* START Data to process *

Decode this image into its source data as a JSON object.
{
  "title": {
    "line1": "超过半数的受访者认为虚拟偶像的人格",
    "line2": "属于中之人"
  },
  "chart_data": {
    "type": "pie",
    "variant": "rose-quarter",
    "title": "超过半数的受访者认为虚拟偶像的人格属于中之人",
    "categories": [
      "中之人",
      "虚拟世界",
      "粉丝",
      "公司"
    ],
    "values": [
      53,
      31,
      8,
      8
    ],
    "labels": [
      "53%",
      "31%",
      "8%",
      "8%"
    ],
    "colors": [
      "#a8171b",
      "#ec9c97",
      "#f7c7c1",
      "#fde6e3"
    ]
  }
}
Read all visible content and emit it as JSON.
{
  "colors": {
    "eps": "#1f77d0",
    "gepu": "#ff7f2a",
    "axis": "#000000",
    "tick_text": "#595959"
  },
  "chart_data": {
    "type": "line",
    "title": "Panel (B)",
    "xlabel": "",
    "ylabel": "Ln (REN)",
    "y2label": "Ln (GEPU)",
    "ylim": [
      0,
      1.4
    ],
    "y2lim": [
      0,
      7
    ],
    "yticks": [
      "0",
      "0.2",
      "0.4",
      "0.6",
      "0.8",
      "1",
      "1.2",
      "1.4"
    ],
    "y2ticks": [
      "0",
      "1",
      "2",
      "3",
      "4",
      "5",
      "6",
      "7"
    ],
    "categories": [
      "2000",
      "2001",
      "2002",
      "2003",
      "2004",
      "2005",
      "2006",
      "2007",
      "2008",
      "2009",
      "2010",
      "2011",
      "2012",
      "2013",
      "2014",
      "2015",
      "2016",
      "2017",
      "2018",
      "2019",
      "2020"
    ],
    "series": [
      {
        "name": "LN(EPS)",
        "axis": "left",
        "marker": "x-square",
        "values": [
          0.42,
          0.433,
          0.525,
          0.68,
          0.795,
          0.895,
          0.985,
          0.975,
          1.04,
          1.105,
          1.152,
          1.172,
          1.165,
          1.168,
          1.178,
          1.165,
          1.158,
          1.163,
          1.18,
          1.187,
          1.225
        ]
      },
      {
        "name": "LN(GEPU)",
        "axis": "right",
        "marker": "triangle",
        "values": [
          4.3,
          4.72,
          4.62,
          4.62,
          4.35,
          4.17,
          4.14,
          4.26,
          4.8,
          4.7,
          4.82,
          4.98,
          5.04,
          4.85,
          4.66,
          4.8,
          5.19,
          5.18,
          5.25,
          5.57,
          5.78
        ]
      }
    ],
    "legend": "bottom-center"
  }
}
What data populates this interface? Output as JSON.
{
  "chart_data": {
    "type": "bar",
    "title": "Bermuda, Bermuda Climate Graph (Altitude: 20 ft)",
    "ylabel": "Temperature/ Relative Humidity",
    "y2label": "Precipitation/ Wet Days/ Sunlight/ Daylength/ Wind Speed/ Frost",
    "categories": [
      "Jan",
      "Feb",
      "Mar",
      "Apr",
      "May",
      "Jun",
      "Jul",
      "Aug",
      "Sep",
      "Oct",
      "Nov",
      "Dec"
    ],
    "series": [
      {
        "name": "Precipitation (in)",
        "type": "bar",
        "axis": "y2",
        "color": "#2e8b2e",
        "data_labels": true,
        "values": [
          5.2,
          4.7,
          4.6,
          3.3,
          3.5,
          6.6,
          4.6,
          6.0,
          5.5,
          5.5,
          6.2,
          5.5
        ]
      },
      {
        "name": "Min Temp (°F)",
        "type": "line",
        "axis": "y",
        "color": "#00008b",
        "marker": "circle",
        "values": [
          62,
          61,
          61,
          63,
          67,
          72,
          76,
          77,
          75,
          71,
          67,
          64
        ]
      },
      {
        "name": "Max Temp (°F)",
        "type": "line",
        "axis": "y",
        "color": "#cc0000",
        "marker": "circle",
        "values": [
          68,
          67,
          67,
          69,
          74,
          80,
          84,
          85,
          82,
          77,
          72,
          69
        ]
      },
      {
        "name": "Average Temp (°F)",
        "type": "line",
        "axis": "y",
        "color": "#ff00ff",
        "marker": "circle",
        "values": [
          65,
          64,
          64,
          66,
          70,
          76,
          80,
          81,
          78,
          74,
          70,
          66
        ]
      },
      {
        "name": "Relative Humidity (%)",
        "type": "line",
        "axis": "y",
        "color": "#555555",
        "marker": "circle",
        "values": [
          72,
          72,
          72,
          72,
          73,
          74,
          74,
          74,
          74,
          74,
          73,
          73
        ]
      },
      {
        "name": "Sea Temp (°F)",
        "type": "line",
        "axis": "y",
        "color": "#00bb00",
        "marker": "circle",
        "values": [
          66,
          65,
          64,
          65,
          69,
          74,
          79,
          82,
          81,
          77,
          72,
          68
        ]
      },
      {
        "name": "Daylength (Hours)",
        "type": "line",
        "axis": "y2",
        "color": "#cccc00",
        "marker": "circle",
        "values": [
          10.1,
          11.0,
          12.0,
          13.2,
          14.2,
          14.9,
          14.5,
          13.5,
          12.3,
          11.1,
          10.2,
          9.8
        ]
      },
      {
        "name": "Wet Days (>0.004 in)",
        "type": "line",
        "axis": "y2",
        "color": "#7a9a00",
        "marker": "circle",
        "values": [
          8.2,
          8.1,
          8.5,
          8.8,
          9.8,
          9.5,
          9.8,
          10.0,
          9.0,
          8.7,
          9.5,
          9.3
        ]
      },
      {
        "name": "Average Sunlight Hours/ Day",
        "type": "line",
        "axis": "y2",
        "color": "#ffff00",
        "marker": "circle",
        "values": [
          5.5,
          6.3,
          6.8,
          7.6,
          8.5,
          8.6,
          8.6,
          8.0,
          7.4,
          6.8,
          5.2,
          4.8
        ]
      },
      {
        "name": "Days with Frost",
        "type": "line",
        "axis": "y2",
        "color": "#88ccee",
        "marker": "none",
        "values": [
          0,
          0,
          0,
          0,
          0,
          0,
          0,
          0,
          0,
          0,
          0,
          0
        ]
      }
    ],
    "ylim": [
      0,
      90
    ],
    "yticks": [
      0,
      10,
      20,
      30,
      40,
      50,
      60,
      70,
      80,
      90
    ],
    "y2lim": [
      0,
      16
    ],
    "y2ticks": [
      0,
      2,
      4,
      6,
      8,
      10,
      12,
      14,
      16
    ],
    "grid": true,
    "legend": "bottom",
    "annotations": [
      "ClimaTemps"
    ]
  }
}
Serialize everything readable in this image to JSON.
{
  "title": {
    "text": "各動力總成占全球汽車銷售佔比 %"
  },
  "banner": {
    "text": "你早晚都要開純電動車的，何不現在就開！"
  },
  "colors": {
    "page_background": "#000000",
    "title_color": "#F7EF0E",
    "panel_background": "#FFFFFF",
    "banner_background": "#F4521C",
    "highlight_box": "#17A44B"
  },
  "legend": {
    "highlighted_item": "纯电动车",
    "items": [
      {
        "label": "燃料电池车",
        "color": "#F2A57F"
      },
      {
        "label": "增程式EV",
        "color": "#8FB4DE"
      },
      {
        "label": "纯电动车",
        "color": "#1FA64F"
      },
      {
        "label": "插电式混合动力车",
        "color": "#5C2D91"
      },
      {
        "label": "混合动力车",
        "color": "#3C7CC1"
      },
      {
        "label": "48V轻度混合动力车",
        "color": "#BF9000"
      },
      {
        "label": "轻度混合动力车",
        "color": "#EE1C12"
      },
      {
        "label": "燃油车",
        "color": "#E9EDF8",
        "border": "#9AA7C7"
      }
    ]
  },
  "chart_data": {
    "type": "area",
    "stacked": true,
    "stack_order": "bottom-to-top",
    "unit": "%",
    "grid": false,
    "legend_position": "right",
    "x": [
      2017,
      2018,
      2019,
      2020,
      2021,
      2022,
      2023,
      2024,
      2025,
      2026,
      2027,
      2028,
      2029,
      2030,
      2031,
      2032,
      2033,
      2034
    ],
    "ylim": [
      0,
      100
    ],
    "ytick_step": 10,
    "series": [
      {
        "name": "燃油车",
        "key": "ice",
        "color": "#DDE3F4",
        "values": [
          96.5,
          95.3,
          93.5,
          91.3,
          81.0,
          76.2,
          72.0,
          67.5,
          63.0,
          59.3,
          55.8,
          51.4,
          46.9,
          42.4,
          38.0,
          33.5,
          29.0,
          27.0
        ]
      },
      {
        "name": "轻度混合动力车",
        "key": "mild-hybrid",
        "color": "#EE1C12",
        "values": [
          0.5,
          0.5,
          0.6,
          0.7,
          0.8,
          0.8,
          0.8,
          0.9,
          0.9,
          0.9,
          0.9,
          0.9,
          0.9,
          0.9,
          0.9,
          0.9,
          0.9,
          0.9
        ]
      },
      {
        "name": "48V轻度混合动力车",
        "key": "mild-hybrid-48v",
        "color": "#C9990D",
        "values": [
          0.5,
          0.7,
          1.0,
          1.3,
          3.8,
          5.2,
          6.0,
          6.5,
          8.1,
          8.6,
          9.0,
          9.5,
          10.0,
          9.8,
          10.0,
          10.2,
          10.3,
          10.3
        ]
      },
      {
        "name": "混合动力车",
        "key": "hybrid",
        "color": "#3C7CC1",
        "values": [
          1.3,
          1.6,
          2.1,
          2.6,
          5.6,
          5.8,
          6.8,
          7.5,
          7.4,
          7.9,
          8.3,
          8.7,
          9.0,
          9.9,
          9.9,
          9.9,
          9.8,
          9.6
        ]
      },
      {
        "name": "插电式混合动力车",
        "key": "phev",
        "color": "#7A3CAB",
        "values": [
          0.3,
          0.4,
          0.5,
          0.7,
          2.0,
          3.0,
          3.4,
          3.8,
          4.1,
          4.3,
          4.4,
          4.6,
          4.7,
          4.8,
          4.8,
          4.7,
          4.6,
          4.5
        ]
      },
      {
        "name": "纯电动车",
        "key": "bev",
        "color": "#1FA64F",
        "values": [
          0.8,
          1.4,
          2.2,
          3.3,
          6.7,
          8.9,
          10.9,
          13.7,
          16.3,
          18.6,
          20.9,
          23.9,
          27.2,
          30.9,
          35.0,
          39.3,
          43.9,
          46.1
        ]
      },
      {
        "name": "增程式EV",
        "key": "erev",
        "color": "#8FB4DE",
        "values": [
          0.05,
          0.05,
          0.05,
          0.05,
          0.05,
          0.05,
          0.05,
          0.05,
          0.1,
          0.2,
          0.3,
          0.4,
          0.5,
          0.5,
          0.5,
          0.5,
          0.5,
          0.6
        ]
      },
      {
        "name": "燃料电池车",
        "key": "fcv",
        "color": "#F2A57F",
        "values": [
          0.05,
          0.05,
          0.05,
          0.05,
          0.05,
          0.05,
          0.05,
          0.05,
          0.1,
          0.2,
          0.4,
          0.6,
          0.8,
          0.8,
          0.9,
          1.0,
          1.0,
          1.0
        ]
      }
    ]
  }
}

* END Data to process *

== Short exercise ==
Copy all lines from the material that hold "Hours".

== Final result ==
        "name": "Daylength (Hours)",
        "name": "Average Sunlight Hours/ Day",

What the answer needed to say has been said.